>> start DATA FOR PROCESSING

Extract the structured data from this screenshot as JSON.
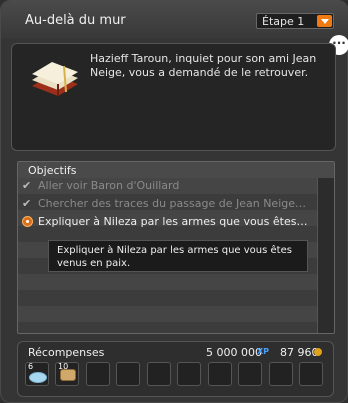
{
  "quest": {
    "title": "Au-delà du mur",
    "step_label": "Étape 1",
    "description": "Hazieff Taroun, inquiet pour son ami Jean Neige, vous a demandé de le retrouver."
  },
  "objectives": {
    "header": "Objectifs",
    "items": [
      {
        "label": "Aller voir Baron d'Ouillard",
        "status": "done"
      },
      {
        "label": "Chercher des traces du passage de Jean Neige d...",
        "status": "done"
      },
      {
        "label": "Expliquer à Nileza par les armes que vous êtes ve...",
        "status": "active"
      }
    ],
    "tooltip": "Expliquer à Nileza par les armes que vous êtes venus en paix."
  },
  "rewards": {
    "label": "Récompenses",
    "kamas": "5 000 000",
    "xp_icon_text": "XP",
    "xp": "87 960",
    "items": [
      {
        "count": "6",
        "icon": "ice-item-icon"
      },
      {
        "count": "10",
        "icon": "bread-item-icon"
      }
    ]
  },
  "colors": {
    "accent": "#f07b12",
    "background": "#353535"
  }
}
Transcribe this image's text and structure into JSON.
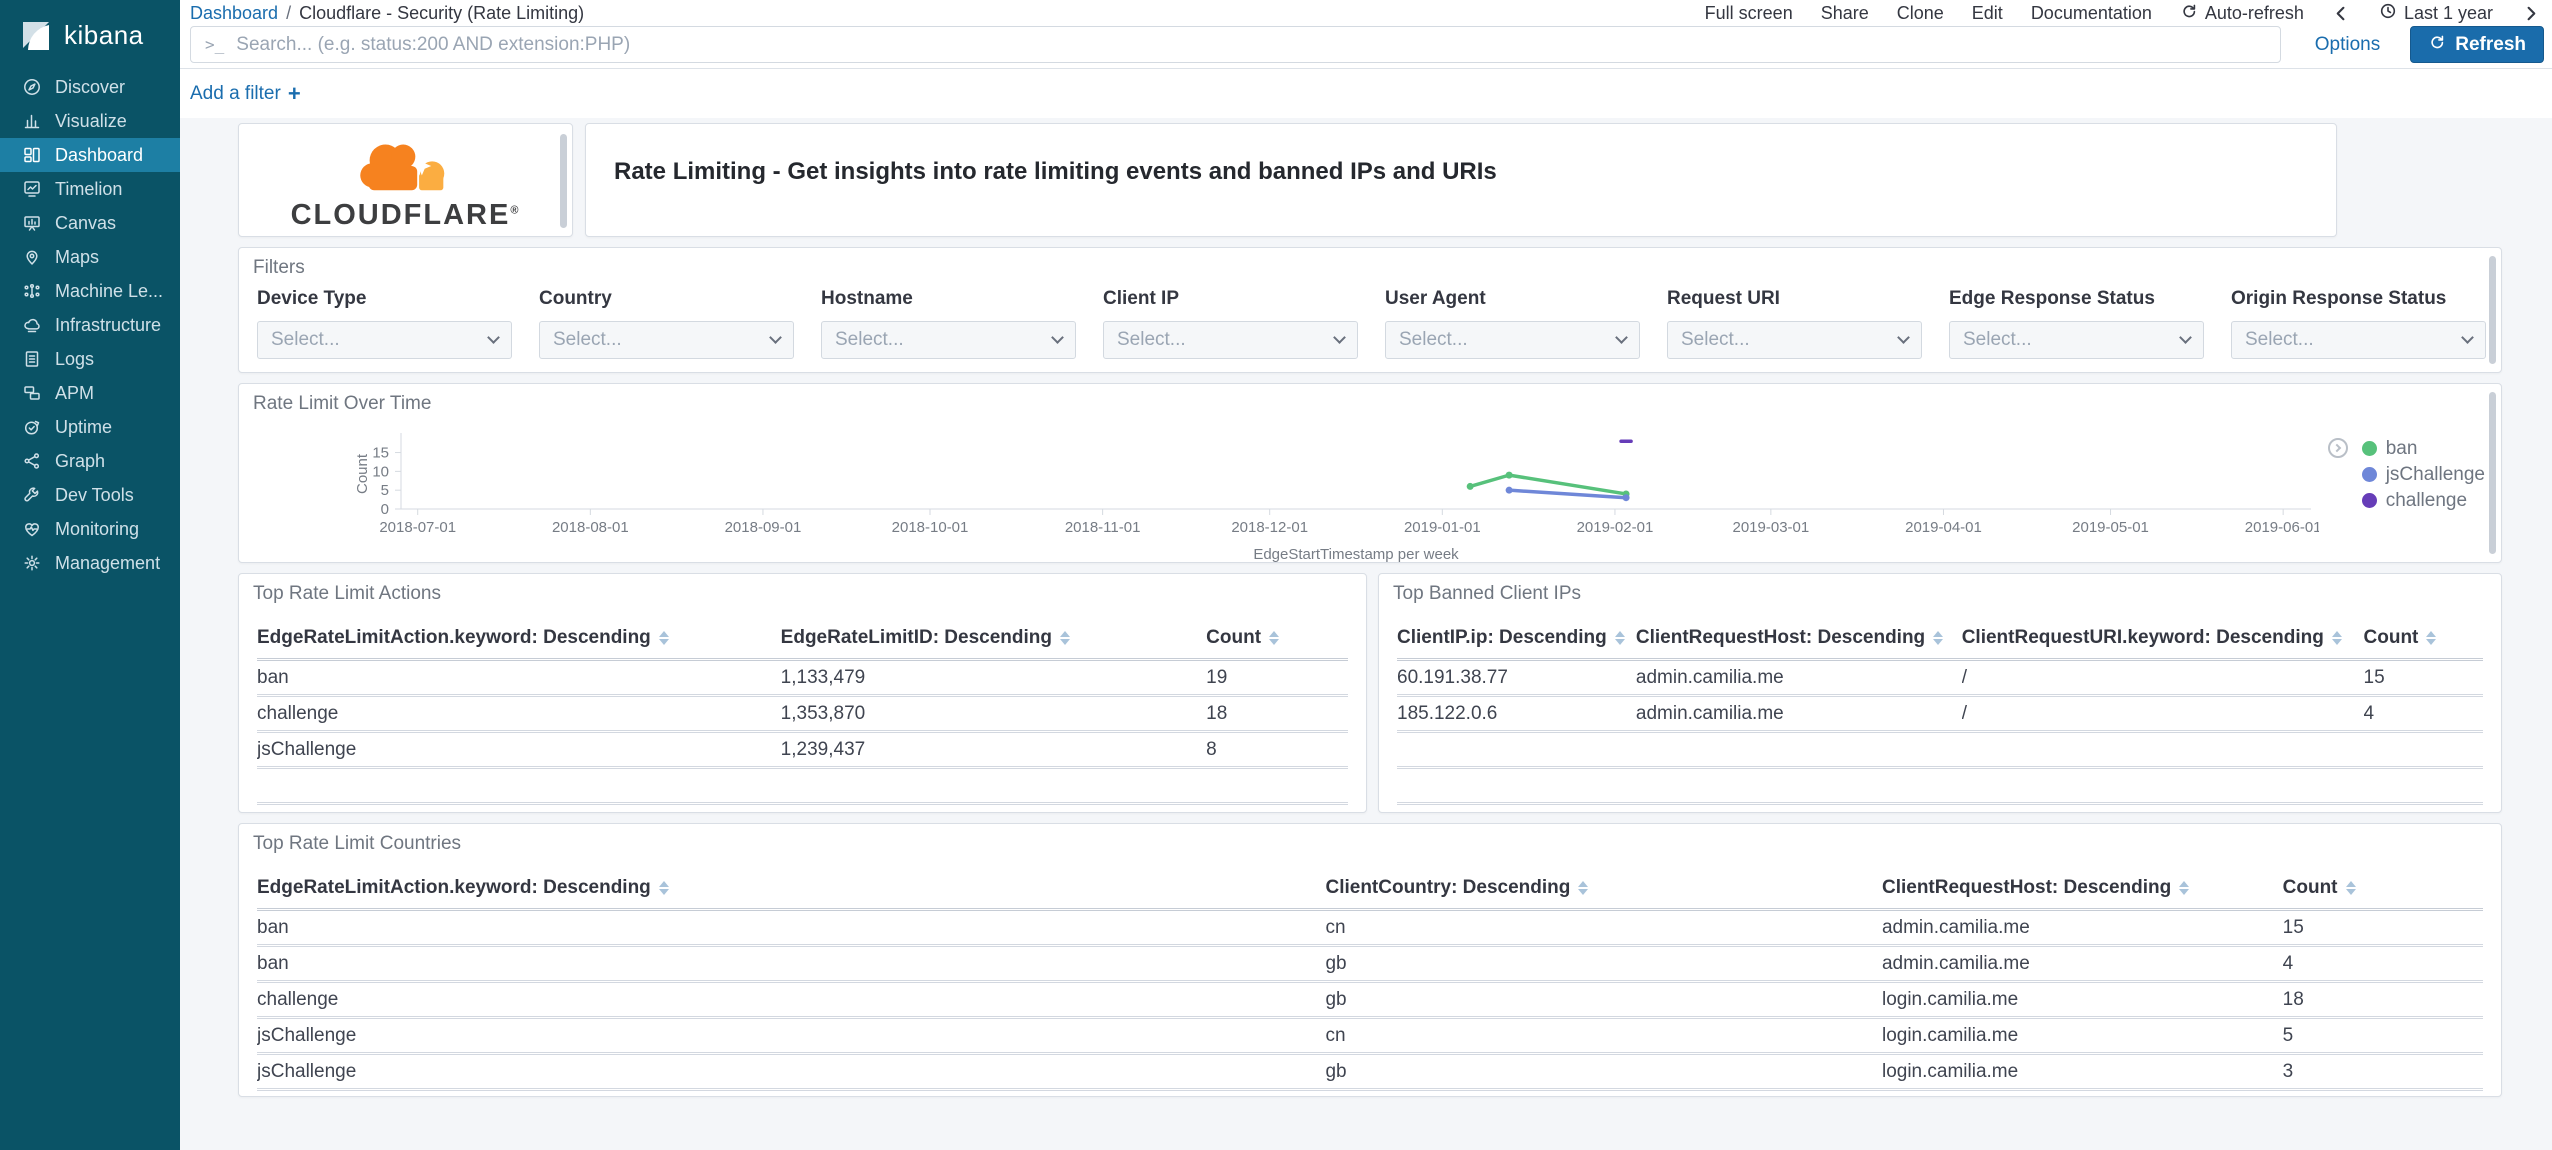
{
  "chrome": {
    "breadcrumb": {
      "root": "Dashboard",
      "separator": "/",
      "current": "Cloudflare - Security (Rate Limiting)"
    },
    "menu_items": [
      "Full screen",
      "Share",
      "Clone",
      "Edit",
      "Documentation"
    ],
    "auto_refresh_label": "Auto-refresh",
    "time_label": "Last 1 year",
    "search_placeholder": "Search... (e.g. status:200 AND extension:PHP)",
    "options_label": "Options",
    "refresh_label": "Refresh",
    "add_filter_label": "Add a filter",
    "link_color": "#1a6dae",
    "refresh_button_color": "#1a6cab"
  },
  "sidebar": {
    "logo_text": "kibana",
    "bg_color": "#0a5366",
    "active_color": "#1d7fa4",
    "items": [
      {
        "label": "Discover",
        "icon": "discover-icon",
        "active": false
      },
      {
        "label": "Visualize",
        "icon": "visualize-icon",
        "active": false
      },
      {
        "label": "Dashboard",
        "icon": "dashboard-icon",
        "active": true
      },
      {
        "label": "Timelion",
        "icon": "timelion-icon",
        "active": false
      },
      {
        "label": "Canvas",
        "icon": "canvas-icon",
        "active": false
      },
      {
        "label": "Maps",
        "icon": "maps-icon",
        "active": false
      },
      {
        "label": "Machine Le...",
        "icon": "machine-learning-icon",
        "active": false
      },
      {
        "label": "Infrastructure",
        "icon": "infrastructure-icon",
        "active": false
      },
      {
        "label": "Logs",
        "icon": "logs-icon",
        "active": false
      },
      {
        "label": "APM",
        "icon": "apm-icon",
        "active": false
      },
      {
        "label": "Uptime",
        "icon": "uptime-icon",
        "active": false
      },
      {
        "label": "Graph",
        "icon": "graph-icon",
        "active": false
      },
      {
        "label": "Dev Tools",
        "icon": "dev-tools-icon",
        "active": false
      },
      {
        "label": "Monitoring",
        "icon": "monitoring-icon",
        "active": false
      },
      {
        "label": "Management",
        "icon": "management-icon",
        "active": false
      }
    ]
  },
  "panels": {
    "logo_panel": {
      "brand": "CLOUDFLARE",
      "registered_mark": "®",
      "cloud_primary": "#f6821f",
      "cloud_secondary": "#fbad41"
    },
    "title_panel": {
      "text": "Rate Limiting - Get insights into rate limiting events and banned IPs and URIs"
    },
    "filters": {
      "title": "Filters",
      "select_placeholder": "Select...",
      "fields": [
        "Device Type",
        "Country",
        "Hostname",
        "Client IP",
        "User Agent",
        "Request URI",
        "Edge Response Status",
        "Origin Response Status"
      ]
    },
    "actions_table": {
      "title": "Top Rate Limit Actions",
      "columns": [
        "EdgeRateLimitAction.keyword: Descending",
        "EdgeRateLimitID: Descending",
        "Count"
      ],
      "rows": [
        [
          "ban",
          "1,133,479",
          "19"
        ],
        [
          "challenge",
          "1,353,870",
          "18"
        ],
        [
          "jsChallenge",
          "1,239,437",
          "8"
        ]
      ]
    },
    "banned_table": {
      "title": "Top Banned Client IPs",
      "columns": [
        "ClientIP.ip: Descending",
        "ClientRequestHost: Descending",
        "ClientRequestURI.keyword: Descending",
        "Count"
      ],
      "rows": [
        [
          "60.191.38.77",
          "admin.camilia.me",
          "/",
          "15"
        ],
        [
          "185.122.0.6",
          "admin.camilia.me",
          "/",
          "4"
        ]
      ]
    },
    "countries_table": {
      "title": "Top Rate Limit Countries",
      "columns": [
        "EdgeRateLimitAction.keyword: Descending",
        "ClientCountry: Descending",
        "ClientRequestHost: Descending",
        "Count"
      ],
      "rows": [
        [
          "ban",
          "cn",
          "admin.camilia.me",
          "15"
        ],
        [
          "ban",
          "gb",
          "admin.camilia.me",
          "4"
        ],
        [
          "challenge",
          "gb",
          "login.camilia.me",
          "18"
        ],
        [
          "jsChallenge",
          "cn",
          "login.camilia.me",
          "5"
        ],
        [
          "jsChallenge",
          "gb",
          "login.camilia.me",
          "3"
        ]
      ]
    }
  },
  "chart_data": {
    "type": "line",
    "title": "Rate Limit Over Time",
    "xlabel": "EdgeStartTimestamp per week",
    "ylabel": "Count",
    "x_domain": [
      "2018-06-28",
      "2019-06-06"
    ],
    "x_ticks": [
      "2018-07-01",
      "2018-08-01",
      "2018-09-01",
      "2018-10-01",
      "2018-11-01",
      "2018-12-01",
      "2019-01-01",
      "2019-02-01",
      "2019-03-01",
      "2019-04-01",
      "2019-05-01",
      "2019-06-01"
    ],
    "y_ticks": [
      0,
      5,
      10,
      15
    ],
    "ylim": [
      0,
      18.6
    ],
    "grid": false,
    "legend_position": "right",
    "series": [
      {
        "name": "ban",
        "color": "#57c17b",
        "points": [
          [
            "2019-01-06",
            6
          ],
          [
            "2019-01-13",
            9
          ],
          [
            "2019-02-03",
            4
          ]
        ]
      },
      {
        "name": "jsChallenge",
        "color": "#6f87d8",
        "points": [
          [
            "2019-01-13",
            5
          ],
          [
            "2019-02-03",
            3
          ]
        ]
      },
      {
        "name": "challenge",
        "color": "#663db8",
        "points": [
          [
            "2019-02-03",
            18
          ]
        ]
      }
    ]
  }
}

>> end DATA FOR PROCESSING

Scan the material above. Return every line containing the string "êtes".

• [RESULT OF THIS TASK]
        "label": "Expliquer à Nileza par les armes que vous êtes ve...",
    "tooltip": "Expliquer à Nileza par les armes que vous êtes venus en paix."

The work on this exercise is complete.